Document passage —
I’m asked about the best laptops for freelancers a LOT.
To be completely honest, the “which laptop should I buy?” question isn’t one I enjoy answering. After over 20 years of doing IT consultancy work, I must have been asked it thousands of times.
The thing it, it’s a WAY more complicated question than most people seem to realise. It’s like asking “what car should I buy?” without telling me anything about how much you have to spend, how many miles you plan to drive, or even how many seats you need!
Despite this, I’ve decided to try to suggest some of the best laptops for freelancers in this article. I’ve also included some general guidance to help you understand all the specifications, facts and figures. Choosing something based on your OWN requirements is much more sensible than having somebody just pick something out for you.
I’ve updated this article for 2021, because there have been some game-changing developments in processor tech recently – more on that below.
Let’s start with a TL;DR for those who don’t want to read the entire article:
Generally speaking, based on my own experiences, these are my main recommendations:
- The best Windows laptop for freelancers is the Dell XPS13.
- The best Apple laptop for freelancers is the MacBook Air M1 (2020).
- My top laptop recommendation for freelancers is the MacBook Air M1 (2020).
If you read the rest of the article, you can find out exactly why I’ve chosen these particular laptops, and find some other specific recommendations and alternatives. For example, I’ve provided some ideas if you have a low budget, or need something with super-fast performance.

Tasks to carry out —
A. According to the laptop article, why was it updated for 2021?
B. The laptop article compares choosing a laptop to asking "what car should I buy?" without giving certain details. List every detail it names.
C. Write the next part of the article on the best laptops for freelancers.

Material —
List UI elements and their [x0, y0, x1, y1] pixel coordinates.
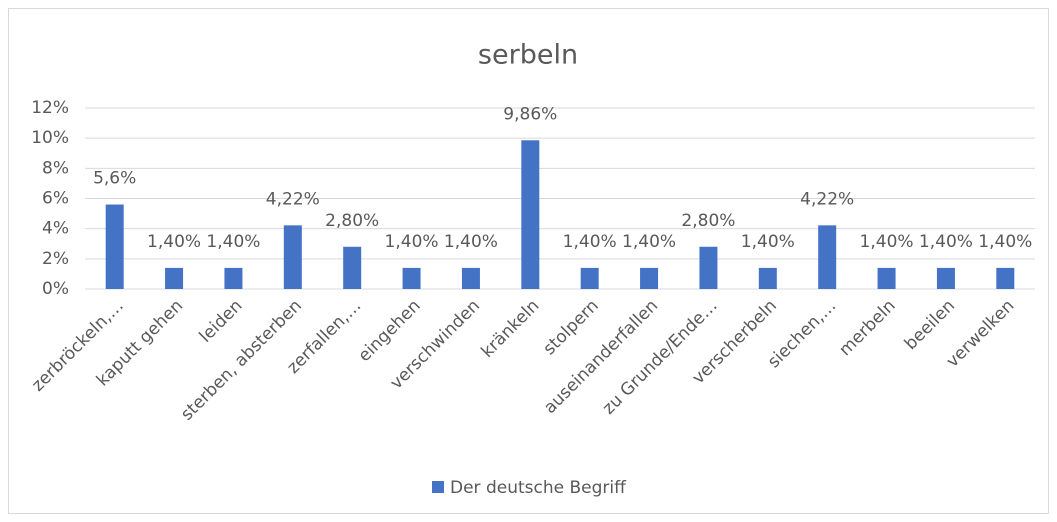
- bar: [818, 225, 837, 289]
- bar: [343, 246, 362, 289]
- data-label: 1,40%: [622, 232, 676, 252]
- bar: [877, 267, 896, 289]
- bar: [758, 267, 777, 289]
- data-label: 1,40%: [741, 232, 795, 252]
- data-label: 1,40%: [563, 232, 617, 252]
- bar: [283, 225, 302, 289]
- data-label: 4,22%: [800, 189, 854, 209]
- bar: [105, 204, 124, 289]
- data-label: 1,40%: [919, 232, 973, 252]
- data-label: 2,80%: [681, 211, 735, 231]
- data-label: 1,40%: [860, 232, 914, 252]
- bar: [461, 267, 480, 289]
- data-label: 5,6%: [93, 169, 136, 189]
- y-tick-label: 10%: [31, 128, 69, 148]
- data-label: 9,86%: [503, 104, 557, 124]
- bar: [224, 267, 243, 289]
- chart-title: serbeln: [478, 40, 578, 71]
- data-label: 1,40%: [147, 232, 201, 252]
- data-label: 1,40%: [385, 232, 439, 252]
- bar: [402, 267, 421, 289]
- y-tick-label: 4%: [42, 219, 69, 239]
- bar: [521, 140, 540, 289]
- y-tick-label: 2%: [42, 249, 69, 269]
- data-label: 2,80%: [325, 211, 379, 231]
- y-tick-label: 6%: [42, 189, 69, 209]
- data-label: 1,40%: [444, 232, 498, 252]
- bar: [165, 267, 184, 289]
- legend-label: Der deutsche Begriff: [450, 478, 627, 498]
- legend-swatch: [432, 481, 444, 493]
- y-tick-label: 0%: [42, 279, 69, 299]
- bar: [699, 246, 718, 289]
- y-tick-label: 8%: [42, 158, 69, 178]
- y-tick-label: 12%: [31, 98, 69, 118]
- bar: [580, 267, 599, 289]
- data-label: 1,40%: [206, 232, 260, 252]
- bar: [996, 267, 1015, 289]
- bar: [640, 267, 659, 289]
- data-label: 4,22%: [266, 189, 320, 209]
- data-label: 1,40%: [978, 232, 1032, 252]
- bar: [936, 267, 955, 289]
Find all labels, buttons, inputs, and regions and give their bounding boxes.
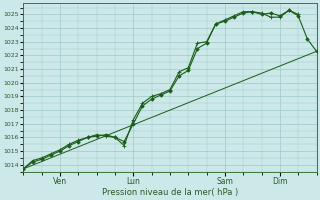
X-axis label: Pression niveau de la mer( hPa ): Pression niveau de la mer( hPa ) bbox=[102, 188, 238, 197]
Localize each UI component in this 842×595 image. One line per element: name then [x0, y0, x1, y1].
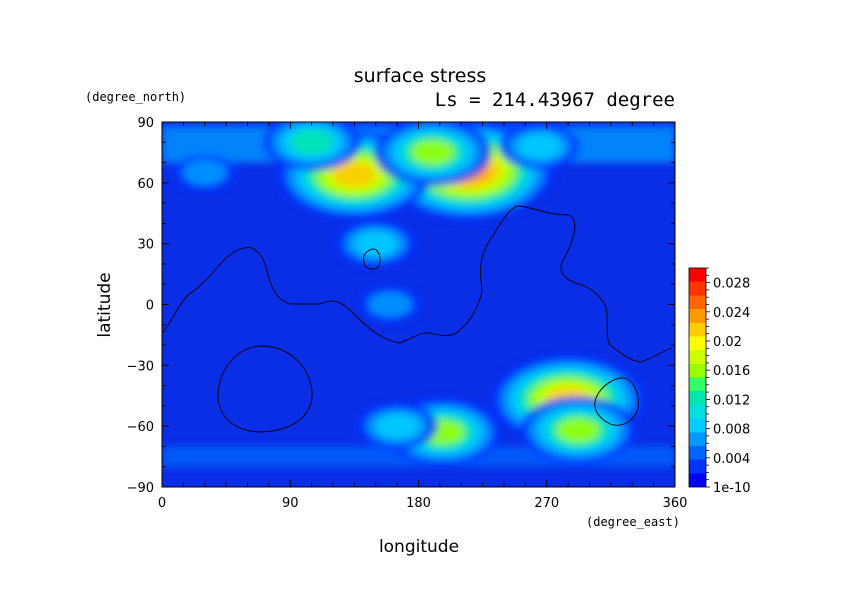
x-axis: 0 90 180 270 360 [158, 122, 688, 511]
chart-title: surface stress [354, 65, 487, 87]
x-tick-label: 180 [406, 496, 431, 511]
heatmap-field [162, 122, 675, 467]
colorbar-label: 0.008 [713, 423, 750, 438]
heatmap-contour-level [182, 159, 227, 186]
y-tick-label: −60 [127, 420, 154, 435]
colorbar-label: 0.024 [713, 306, 750, 321]
colorbar-label: 1e-10 [713, 481, 751, 496]
heatmap-contour-level [332, 161, 377, 188]
heatmap-contour-level [289, 129, 334, 156]
x-axis-label: longitude [379, 537, 459, 557]
contour-line-hellas [217, 345, 313, 433]
y-tick-label: −30 [127, 359, 154, 374]
y-tick-label: −90 [127, 481, 154, 496]
x-tick-label: 90 [282, 496, 299, 511]
y-tick-label: 90 [137, 116, 154, 131]
y-axis-label: latitude [95, 272, 115, 337]
y-axis: 90 60 30 0 −30 −60 −90 [127, 116, 675, 496]
chart-subtitle: Ls = 214.43967 degree [435, 89, 675, 111]
contour-line-equatorial [162, 205, 673, 363]
heatmap-contour-level [353, 230, 398, 257]
y-tick-label: 60 [137, 177, 154, 192]
heatmap-contour-level [367, 291, 413, 318]
contour-line-small [363, 248, 381, 270]
colorbar-label: 0.016 [713, 364, 750, 379]
topography-contours [162, 205, 673, 433]
y-units: (degree_north) [85, 90, 186, 104]
heatmap [162, 122, 675, 487]
colorbar-ticks: 1e-10 0.004 0.008 0.012 0.016 0.02 0.024 0.028 [706, 267, 751, 496]
colorbar: 1e-10 0.004 0.008 0.012 0.016 0.02 0.024 0.028 [688, 267, 751, 496]
y-tick-label: 30 [137, 238, 154, 253]
heatmap-contour-level [410, 139, 455, 166]
heatmap-contour-level [517, 133, 562, 160]
x-tick-label: 0 [158, 496, 166, 511]
heatmap-contour-level [375, 413, 420, 439]
y-tick-label: 0 [146, 299, 154, 314]
x-tick-label: 360 [663, 496, 688, 511]
colorbar-label: 0.012 [713, 393, 750, 408]
contour-line-argyre [594, 377, 639, 426]
x-units: (degree_east) [586, 515, 680, 529]
colorbar-bar [688, 267, 707, 488]
x-tick-label: 270 [534, 496, 559, 511]
heatmap-contour-level [556, 417, 601, 443]
colorbar-label: 0.028 [713, 277, 750, 292]
colorbar-label: 0.02 [713, 335, 742, 350]
colorbar-label: 0.004 [713, 452, 750, 467]
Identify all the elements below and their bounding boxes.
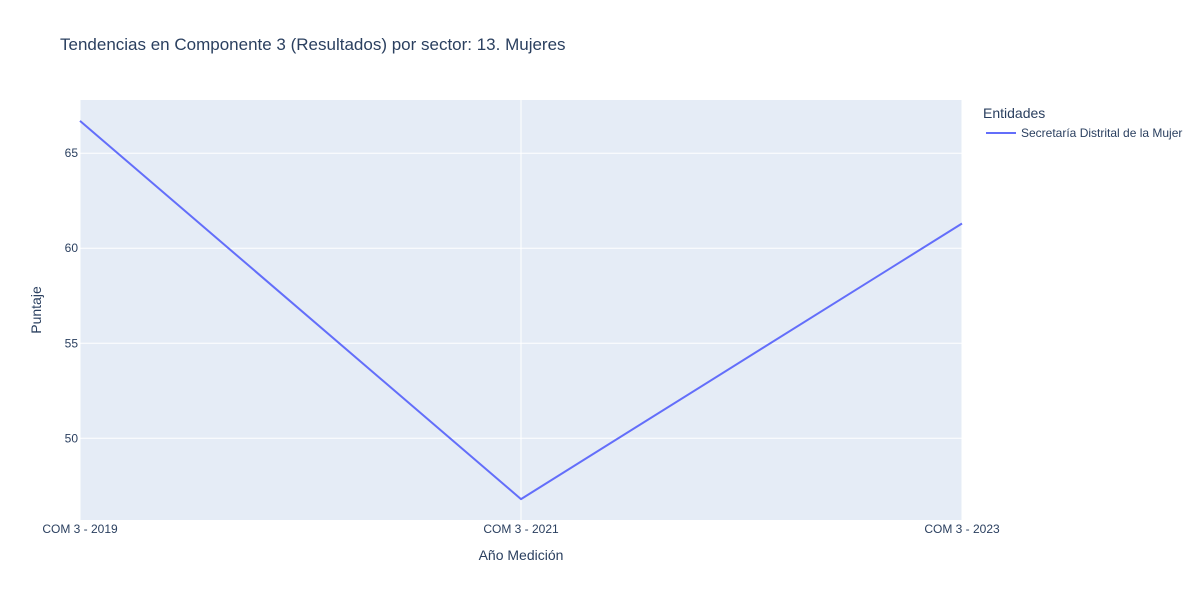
x-axis-ticks: COM 3 - 2019 COM 3 - 2021 COM 3 - 2023 (42, 522, 1000, 536)
y-axis-title: Puntaje (28, 286, 44, 334)
y-tick-label: 50 (65, 431, 79, 445)
chart-title: Tendencias en Componente 3 (Resultados) … (60, 35, 566, 54)
x-tick-label: COM 3 - 2019 (42, 522, 118, 536)
legend-item[interactable]: Secretaría Distrital de la Mujer (986, 126, 1182, 140)
series-layer (79, 120, 963, 501)
x-tick-label: COM 3 - 2023 (924, 522, 1000, 536)
legend-title: Entidades (983, 105, 1045, 121)
y-tick-label: 65 (65, 146, 79, 160)
x-tick-label: COM 3 - 2021 (483, 522, 559, 536)
y-tick-label: 60 (65, 241, 79, 255)
series-line[interactable] (79, 120, 963, 501)
legend-label: Secretaría Distrital de la Mujer (1021, 126, 1182, 140)
y-tick-label: 55 (65, 336, 79, 350)
y-axis-ticks: 50 55 60 65 (65, 146, 79, 445)
legend[interactable]: Entidades Secretaría Distrital de la Muj… (983, 105, 1182, 140)
legend-items[interactable]: Secretaría Distrital de la Mujer (986, 126, 1182, 140)
x-axis-title: Año Medición (479, 547, 564, 563)
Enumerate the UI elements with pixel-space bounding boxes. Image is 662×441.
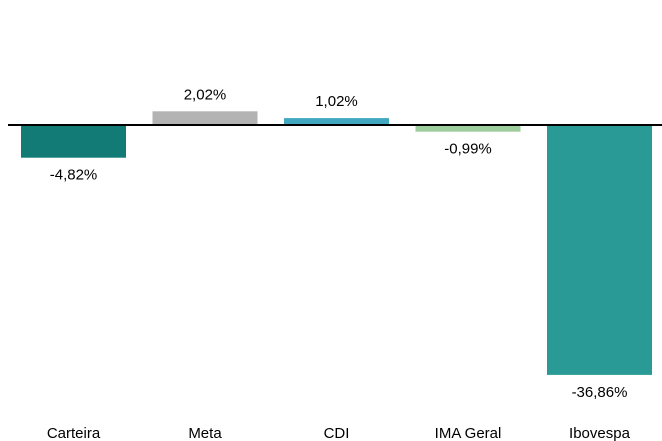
value-label: -4,82%: [50, 167, 98, 184]
bar-meta: [152, 111, 258, 125]
value-label: 1,02%: [315, 93, 358, 110]
bar-cdi: [284, 118, 389, 125]
category-label: Meta: [188, 425, 222, 441]
value-label: -0,99%: [444, 141, 492, 158]
category-label: IMA Geral: [435, 425, 502, 441]
category-label: CDI: [324, 425, 350, 441]
labels-group: -4,82% Carteira 2,02% Meta 1,02% CDI -0,99% IMA…: [47, 86, 631, 441]
value-label: 2,02%: [184, 86, 227, 103]
bar-ima-geral: [415, 125, 521, 132]
bars-group: [21, 111, 652, 375]
category-label: Ibovespa: [569, 425, 631, 441]
bar-ibovespa: [547, 125, 652, 375]
value-label: -36,86%: [572, 384, 628, 401]
bar-carteira: [21, 125, 126, 158]
category-label: Carteira: [47, 425, 101, 441]
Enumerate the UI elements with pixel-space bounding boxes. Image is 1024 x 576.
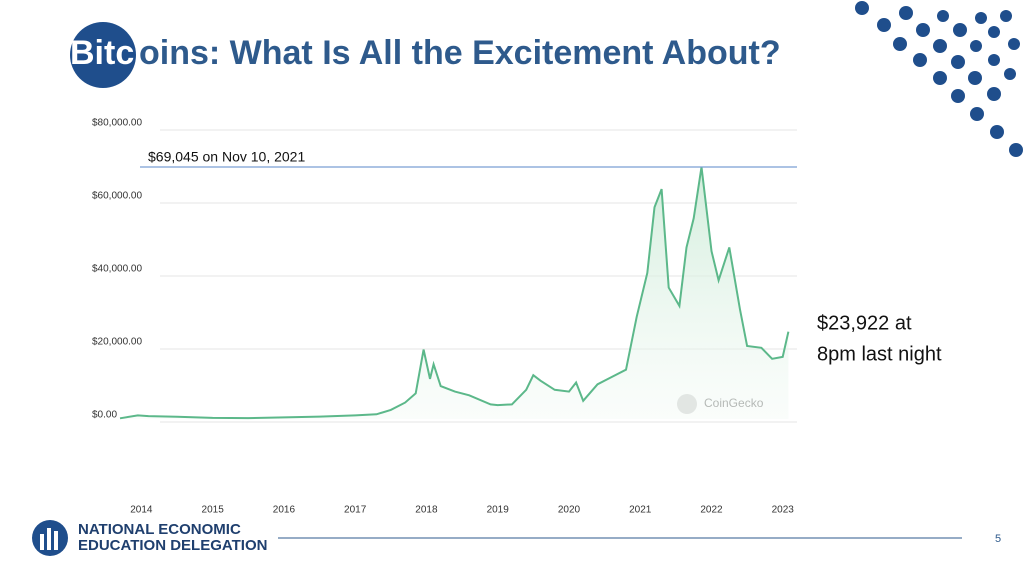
logo-text: EDUCATION DELEGATION (78, 537, 267, 554)
annotation: $23,922 at (817, 312, 912, 334)
chart: $0.00 $20,000.00 $40,000.00 $60,000.00 $80,0… (92, 118, 942, 516)
annotation: $69,045 on Nov 10, 2021 (148, 149, 305, 165)
x-tick-label: 2022 (700, 505, 723, 516)
x-tick-label: 2023 (772, 505, 795, 516)
title: oins: What Is All the Excitement About? (139, 34, 781, 72)
y-tick-label: $0.00 (92, 410, 117, 421)
x-tick-label: 2014 (130, 505, 153, 516)
logo (32, 520, 68, 556)
y-tick-label: $60,000.00 (92, 191, 142, 202)
title-part: Bitc (70, 34, 134, 72)
logo-text: NATIONAL ECONOMIC (78, 521, 241, 538)
x-tick-label: 2018 (415, 505, 438, 516)
x-tick-label: 2019 (487, 505, 510, 516)
y-tick-label: $80,000.00 (92, 118, 142, 129)
decor-dots (855, 1, 1023, 157)
x-tick-label: 2015 (202, 505, 225, 516)
x-tick-label: 2017 (344, 505, 367, 516)
title-circle (70, 22, 136, 88)
price-area (120, 167, 789, 419)
x-tick-label: 2016 (273, 505, 296, 516)
page-number: 5 (995, 533, 1001, 545)
x-tick-label: 2020 (558, 505, 581, 516)
y-tick-label: $20,000.00 (92, 337, 142, 348)
y-tick-label: $40,000.00 (92, 264, 142, 275)
x-tick-label: 2021 (629, 505, 652, 516)
annotation: 8pm last night (817, 343, 942, 365)
price-line (119, 166, 790, 420)
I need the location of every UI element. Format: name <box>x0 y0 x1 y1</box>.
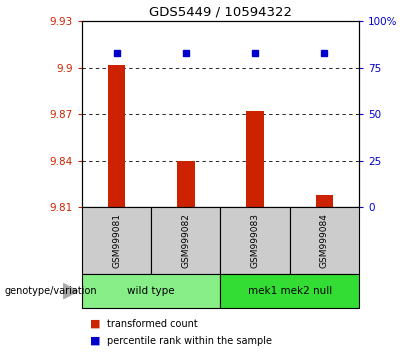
Bar <box>316 195 333 207</box>
Bar <box>82 207 151 274</box>
Text: ■: ■ <box>90 336 101 346</box>
Text: genotype/variation: genotype/variation <box>4 286 97 296</box>
Text: GSM999082: GSM999082 <box>181 213 190 268</box>
Text: ■: ■ <box>90 319 101 329</box>
Bar <box>290 207 359 274</box>
Bar <box>177 161 194 207</box>
Bar <box>247 111 264 207</box>
Text: GSM999084: GSM999084 <box>320 213 329 268</box>
Bar <box>220 274 359 308</box>
Bar <box>220 207 290 274</box>
Polygon shape <box>63 283 78 299</box>
Bar <box>82 274 220 308</box>
Text: wild type: wild type <box>127 286 175 296</box>
Title: GDS5449 / 10594322: GDS5449 / 10594322 <box>149 6 292 19</box>
Bar <box>108 64 125 207</box>
Bar <box>151 207 220 274</box>
Text: percentile rank within the sample: percentile rank within the sample <box>107 336 272 346</box>
Text: GSM999083: GSM999083 <box>251 213 260 268</box>
Text: GSM999081: GSM999081 <box>112 213 121 268</box>
Text: transformed count: transformed count <box>107 319 198 329</box>
Text: mek1 mek2 null: mek1 mek2 null <box>248 286 332 296</box>
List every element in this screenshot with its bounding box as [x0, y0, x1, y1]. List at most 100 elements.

Responses per task —
A. It was updated because there have recently been some game-changing developments in processor tech.

B.
- How much you have to spend
- How many miles you plan to drive
- How many seats you need

C.
People get very passionate about which laptops are the best, especially when it comes to the choice between Windows and Mac. Let’s start off with a discussion about that:
Windows vs. Mac: Which is Best for Freelancers?
The choice between Apple and Microsoft is one that fiercely divides opinion. I’m going to put it straight out there that I am a Mac user nowadays, but for many years I was firmly committed to Windows.
I’d also like to make clear that I think I can be properly subjective about this. I have technical qualifications from both Microsoft and Apple, and although a MacBook Pro is my “daily driver,” I also have a Windows machine for gaming. I’m certainly not blindly devoted to Apple.
My first point, and it’s an important one, is that it’s pretty unlikely that any freelance work will require you to choose one platform over the other. File compatibility is rarely a problem nowadays, a lot of software is in the cloud anyway, and even Microsoft’s own Office 365 is fully compatible with both platforms.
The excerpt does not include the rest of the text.